= Information supplied =

#####

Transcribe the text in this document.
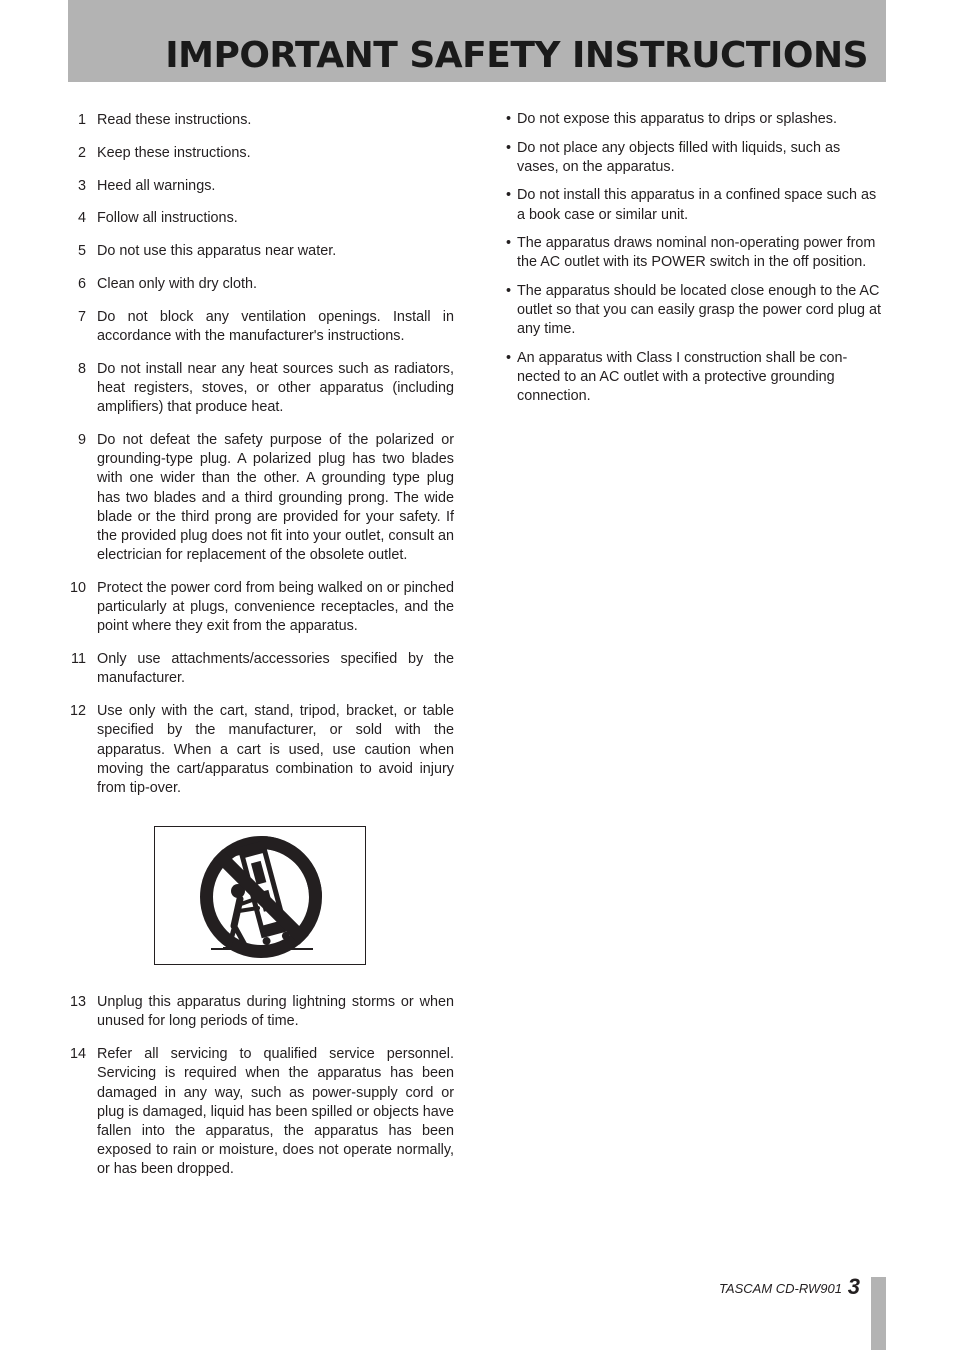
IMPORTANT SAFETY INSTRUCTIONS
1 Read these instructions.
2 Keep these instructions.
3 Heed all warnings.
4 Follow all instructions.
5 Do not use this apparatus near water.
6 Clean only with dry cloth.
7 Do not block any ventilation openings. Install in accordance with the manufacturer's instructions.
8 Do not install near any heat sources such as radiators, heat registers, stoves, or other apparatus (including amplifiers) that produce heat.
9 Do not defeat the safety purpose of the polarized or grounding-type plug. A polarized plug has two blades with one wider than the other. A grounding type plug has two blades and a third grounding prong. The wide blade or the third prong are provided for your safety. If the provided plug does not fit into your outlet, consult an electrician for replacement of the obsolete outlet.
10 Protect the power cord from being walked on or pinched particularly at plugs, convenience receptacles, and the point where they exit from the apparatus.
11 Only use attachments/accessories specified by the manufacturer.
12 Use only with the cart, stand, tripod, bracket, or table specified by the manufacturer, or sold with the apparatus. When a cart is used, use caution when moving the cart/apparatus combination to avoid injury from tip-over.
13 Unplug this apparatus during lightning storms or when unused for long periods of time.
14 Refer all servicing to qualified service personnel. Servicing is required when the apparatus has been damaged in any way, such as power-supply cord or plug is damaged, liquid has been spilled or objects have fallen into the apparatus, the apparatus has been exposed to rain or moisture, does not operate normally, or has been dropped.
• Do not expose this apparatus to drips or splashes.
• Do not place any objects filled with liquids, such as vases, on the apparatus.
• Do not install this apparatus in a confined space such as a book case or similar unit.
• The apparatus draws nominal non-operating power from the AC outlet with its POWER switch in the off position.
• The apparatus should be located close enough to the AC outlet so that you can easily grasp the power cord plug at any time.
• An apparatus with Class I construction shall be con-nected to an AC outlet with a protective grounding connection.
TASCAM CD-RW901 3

#####

= Task brief =
Would you mind returning each entry above word for word, skipping the images?

= Written answer =
Transcribe the text in this document.
IMPORTANT SAFETY INSTRUCTIONS
1 Read these instructions.
2 Keep these instructions.
3 Heed all warnings.
4 Follow all instructions.
5 Do not use this apparatus near water.
6 Clean only with dry cloth.
7 Do not block any ventilation openings. Install in accordance with the manufacturer's instructions.
8 Do not install near any heat sources such as radiators, heat registers, stoves, or other apparatus (including amplifiers) that produce heat.
9 Do not defeat the safety purpose of the polarized or grounding-type plug. A polarized plug has two blades with one wider than the other. A grounding type plug has two blades and a third grounding prong. The wide blade or the third prong are provided for your safety. If the provided plug does not fit into your outlet, consult an electrician for replacement of the obsolete outlet.
10 Protect the power cord from being walked on or pinched particularly at plugs, convenience receptacles, and the point where they exit from the apparatus.
11 Only use attachments/accessories specified by the manufacturer.
12 Use only with the cart, stand, tripod, bracket, or table specified by the manufacturer, or sold with the apparatus. When a cart is used, use caution when moving the cart/apparatus combination to avoid injury from tip-over.
13 Unplug this apparatus during lightning storms or when unused for long periods of time.
14 Refer all servicing to qualified service personnel. Servicing is required when the apparatus has been damaged in any way, such as power-supply cord or plug is damaged, liquid has been spilled or objects have fallen into the apparatus, the apparatus has been exposed to rain or moisture, does not operate normally, or has been dropped.
• Do not expose this apparatus to drips or splashes.
• Do not place any objects filled with liquids, such as vases, on the apparatus.
• Do not install this apparatus in a confined space such as a book case or similar unit.
• The apparatus draws nominal non-operating power from the AC outlet with its POWER switch in the off position.
• The apparatus should be located close enough to the AC outlet so that you can easily grasp the power cord plug at any time.
• An apparatus with Class I construction shall be con-nected to an AC outlet with a protective grounding connection.
TASCAM CD-RW901 3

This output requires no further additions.